For the sake of clarity and simplicity, the best way to understand global stratification is to think of the world composed of three categories of nations, based on their degree of wealth or poverty, their level of industrialization and economic development, and related factors. Over the decades, scholars and international organizations such as the United Nations and World Bank have used various classification systems containing three categories.
One of the first typologies came into use after World War II and classified nations as falling into the First World, Second World, and Third World. The First World was generally the western, capitalist democracies of North America and Europe and certain other nations (Australia, New Zealand, Japan). The Second World was the nations belonging to the Soviet Union, while the Third World was all the remaining nations, almost all of them from Central and South America, Africa, and Asia. Although this classification was useful for several reasons, the demise of the Soviet Union by the end of 1991 caused it to fall out of favor.
A replacement typology placed nations into developed, developing, and undeveloped categories, respectively. Although this typology was initially popular, critics said that calling nations “developed” made them sound superior, while calling nations “undeveloped” made them sound inferior. Although this classification scheme is still used, it, too, has begun to fall out of favor.

(EXTRACTED ENTRIES)
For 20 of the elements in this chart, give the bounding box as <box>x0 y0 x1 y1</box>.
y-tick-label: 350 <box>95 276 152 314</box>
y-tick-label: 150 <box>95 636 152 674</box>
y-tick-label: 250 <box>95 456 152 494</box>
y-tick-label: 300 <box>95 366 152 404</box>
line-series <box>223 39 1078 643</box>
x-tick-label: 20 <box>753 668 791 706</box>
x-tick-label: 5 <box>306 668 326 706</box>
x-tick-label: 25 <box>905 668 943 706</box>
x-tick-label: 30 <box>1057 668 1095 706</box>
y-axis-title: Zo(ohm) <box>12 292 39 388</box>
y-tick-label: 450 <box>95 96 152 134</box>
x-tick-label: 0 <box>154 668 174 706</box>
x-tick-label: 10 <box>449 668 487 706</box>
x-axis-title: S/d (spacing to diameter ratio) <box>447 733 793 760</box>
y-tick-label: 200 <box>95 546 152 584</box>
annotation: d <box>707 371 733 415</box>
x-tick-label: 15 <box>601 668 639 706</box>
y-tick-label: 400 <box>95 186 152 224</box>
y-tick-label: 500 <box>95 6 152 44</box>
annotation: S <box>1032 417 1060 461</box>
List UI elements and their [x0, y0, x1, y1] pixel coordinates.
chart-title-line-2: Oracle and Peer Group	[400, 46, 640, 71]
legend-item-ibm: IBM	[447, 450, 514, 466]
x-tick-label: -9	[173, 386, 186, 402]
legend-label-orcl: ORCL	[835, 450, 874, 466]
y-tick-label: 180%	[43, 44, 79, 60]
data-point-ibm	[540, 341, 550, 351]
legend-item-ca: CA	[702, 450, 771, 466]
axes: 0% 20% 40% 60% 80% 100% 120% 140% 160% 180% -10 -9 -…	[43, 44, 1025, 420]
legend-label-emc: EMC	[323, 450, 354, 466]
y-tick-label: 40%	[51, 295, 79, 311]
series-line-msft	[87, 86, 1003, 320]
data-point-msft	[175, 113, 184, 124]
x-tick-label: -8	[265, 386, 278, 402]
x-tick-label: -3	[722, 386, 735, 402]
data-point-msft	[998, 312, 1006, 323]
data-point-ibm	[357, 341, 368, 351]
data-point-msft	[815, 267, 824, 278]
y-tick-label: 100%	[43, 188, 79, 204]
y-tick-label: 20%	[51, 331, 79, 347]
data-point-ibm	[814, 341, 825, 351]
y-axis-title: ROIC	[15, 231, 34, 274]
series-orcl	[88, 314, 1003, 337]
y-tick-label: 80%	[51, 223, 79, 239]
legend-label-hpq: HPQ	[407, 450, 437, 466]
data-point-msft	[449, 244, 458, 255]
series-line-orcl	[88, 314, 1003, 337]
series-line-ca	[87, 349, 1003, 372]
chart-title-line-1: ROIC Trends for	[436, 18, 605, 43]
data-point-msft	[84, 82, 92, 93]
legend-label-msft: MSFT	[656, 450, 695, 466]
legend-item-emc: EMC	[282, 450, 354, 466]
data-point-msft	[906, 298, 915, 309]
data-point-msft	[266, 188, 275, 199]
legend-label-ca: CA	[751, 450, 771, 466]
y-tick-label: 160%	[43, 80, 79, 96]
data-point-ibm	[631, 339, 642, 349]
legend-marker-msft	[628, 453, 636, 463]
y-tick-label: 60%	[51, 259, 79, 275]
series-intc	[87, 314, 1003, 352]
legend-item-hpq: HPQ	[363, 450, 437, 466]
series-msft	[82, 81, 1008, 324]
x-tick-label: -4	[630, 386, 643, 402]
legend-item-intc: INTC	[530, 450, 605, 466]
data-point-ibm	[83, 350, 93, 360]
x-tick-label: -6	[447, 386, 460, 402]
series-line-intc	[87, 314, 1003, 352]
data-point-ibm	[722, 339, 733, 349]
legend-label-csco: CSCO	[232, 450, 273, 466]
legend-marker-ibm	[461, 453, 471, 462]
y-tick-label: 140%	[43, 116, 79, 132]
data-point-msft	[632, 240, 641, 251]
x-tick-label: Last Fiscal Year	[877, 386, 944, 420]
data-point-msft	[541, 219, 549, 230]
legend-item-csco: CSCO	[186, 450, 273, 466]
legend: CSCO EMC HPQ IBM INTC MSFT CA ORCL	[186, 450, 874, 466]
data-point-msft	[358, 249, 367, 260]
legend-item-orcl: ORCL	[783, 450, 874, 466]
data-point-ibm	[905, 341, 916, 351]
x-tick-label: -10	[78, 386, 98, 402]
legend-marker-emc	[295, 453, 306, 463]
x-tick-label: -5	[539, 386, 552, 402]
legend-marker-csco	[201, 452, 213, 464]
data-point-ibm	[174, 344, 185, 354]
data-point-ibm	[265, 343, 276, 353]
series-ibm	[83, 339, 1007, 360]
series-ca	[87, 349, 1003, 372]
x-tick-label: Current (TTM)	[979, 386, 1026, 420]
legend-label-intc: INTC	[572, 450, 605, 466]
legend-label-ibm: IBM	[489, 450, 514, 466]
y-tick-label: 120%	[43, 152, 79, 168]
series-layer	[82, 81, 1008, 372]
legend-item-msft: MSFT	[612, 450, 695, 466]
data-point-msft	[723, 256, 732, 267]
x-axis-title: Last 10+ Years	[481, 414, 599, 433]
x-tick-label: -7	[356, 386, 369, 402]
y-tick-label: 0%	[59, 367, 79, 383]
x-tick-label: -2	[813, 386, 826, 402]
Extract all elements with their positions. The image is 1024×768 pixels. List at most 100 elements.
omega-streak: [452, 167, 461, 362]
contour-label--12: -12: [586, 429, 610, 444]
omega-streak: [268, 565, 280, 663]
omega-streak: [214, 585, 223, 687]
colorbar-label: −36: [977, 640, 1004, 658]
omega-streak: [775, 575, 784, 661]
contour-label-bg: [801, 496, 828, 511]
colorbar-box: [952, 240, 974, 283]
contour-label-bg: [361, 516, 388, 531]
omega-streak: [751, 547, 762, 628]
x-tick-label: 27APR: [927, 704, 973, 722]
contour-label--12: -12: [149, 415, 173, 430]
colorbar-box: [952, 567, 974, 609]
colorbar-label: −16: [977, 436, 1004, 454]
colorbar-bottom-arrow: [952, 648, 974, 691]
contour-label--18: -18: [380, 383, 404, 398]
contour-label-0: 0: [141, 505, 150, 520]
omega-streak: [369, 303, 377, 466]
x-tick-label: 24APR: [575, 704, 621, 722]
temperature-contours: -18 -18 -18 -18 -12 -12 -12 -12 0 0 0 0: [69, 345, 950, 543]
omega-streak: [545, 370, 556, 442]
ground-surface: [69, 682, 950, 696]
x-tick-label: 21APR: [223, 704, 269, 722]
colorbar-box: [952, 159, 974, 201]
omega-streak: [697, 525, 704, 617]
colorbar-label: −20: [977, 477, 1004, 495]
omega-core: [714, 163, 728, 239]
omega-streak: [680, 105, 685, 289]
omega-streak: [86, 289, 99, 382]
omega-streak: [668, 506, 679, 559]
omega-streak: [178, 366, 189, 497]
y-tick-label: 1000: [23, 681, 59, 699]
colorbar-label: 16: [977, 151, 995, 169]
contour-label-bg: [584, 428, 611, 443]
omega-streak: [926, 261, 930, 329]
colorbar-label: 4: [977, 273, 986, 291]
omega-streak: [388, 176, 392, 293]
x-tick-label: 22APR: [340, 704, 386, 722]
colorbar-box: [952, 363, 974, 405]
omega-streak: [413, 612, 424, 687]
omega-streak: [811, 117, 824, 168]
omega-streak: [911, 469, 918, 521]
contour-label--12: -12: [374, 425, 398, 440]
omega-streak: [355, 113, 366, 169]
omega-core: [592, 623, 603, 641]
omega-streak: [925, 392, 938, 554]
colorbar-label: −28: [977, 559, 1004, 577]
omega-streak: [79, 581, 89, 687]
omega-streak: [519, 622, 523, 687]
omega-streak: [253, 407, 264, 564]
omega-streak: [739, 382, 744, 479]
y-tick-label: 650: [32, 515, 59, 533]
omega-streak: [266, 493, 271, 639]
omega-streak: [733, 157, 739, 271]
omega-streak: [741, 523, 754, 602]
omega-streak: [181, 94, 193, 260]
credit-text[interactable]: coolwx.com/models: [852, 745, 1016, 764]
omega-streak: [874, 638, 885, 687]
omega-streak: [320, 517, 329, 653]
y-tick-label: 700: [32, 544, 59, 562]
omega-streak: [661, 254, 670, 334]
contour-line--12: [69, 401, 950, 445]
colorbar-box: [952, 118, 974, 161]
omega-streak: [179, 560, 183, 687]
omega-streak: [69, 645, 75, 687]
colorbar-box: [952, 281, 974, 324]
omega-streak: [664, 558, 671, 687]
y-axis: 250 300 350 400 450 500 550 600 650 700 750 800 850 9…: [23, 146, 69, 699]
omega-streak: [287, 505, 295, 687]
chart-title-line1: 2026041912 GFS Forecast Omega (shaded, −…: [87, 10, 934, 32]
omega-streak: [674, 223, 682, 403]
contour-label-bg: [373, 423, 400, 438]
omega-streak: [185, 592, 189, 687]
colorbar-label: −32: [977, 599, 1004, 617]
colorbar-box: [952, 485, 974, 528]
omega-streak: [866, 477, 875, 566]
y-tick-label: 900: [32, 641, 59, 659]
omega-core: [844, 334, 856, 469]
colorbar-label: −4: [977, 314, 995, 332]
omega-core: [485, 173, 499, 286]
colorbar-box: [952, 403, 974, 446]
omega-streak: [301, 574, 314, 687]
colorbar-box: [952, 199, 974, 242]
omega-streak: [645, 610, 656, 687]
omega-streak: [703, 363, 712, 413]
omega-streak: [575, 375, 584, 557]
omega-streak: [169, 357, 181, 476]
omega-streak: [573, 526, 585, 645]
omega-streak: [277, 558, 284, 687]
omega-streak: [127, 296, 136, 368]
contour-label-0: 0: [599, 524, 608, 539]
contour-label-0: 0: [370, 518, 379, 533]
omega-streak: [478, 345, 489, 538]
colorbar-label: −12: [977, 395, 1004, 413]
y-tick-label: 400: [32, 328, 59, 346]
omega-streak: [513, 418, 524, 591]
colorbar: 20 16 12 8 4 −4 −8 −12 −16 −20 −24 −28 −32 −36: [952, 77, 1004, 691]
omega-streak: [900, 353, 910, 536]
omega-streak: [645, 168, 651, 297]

(BRIEF A) In the passage on global stratification, what caused the First World, Second World, and Third World classification to fall out of favor?
(BRIEF B) Rewrite the paragraph beginning "One of the first typologies" from the passage on global stratification as a short list, keeping its main facts.

(TASK ANSWER A) The demise of the Soviet Union by the end of 1991.

(TASK ANSWER B)
- This typology came into use after World War II.
- First World: the western capitalist democracies of North America and Europe, plus certain other nations (Australia, New Zealand, Japan).
- Second World: the nations belonging to the Soviet Union.
- Third World: all remaining nations, almost all from Central and South America, Africa, and Asia.
- The classification was useful for several reasons but fell out of favor after the Soviet Union's demise by the end of 1991.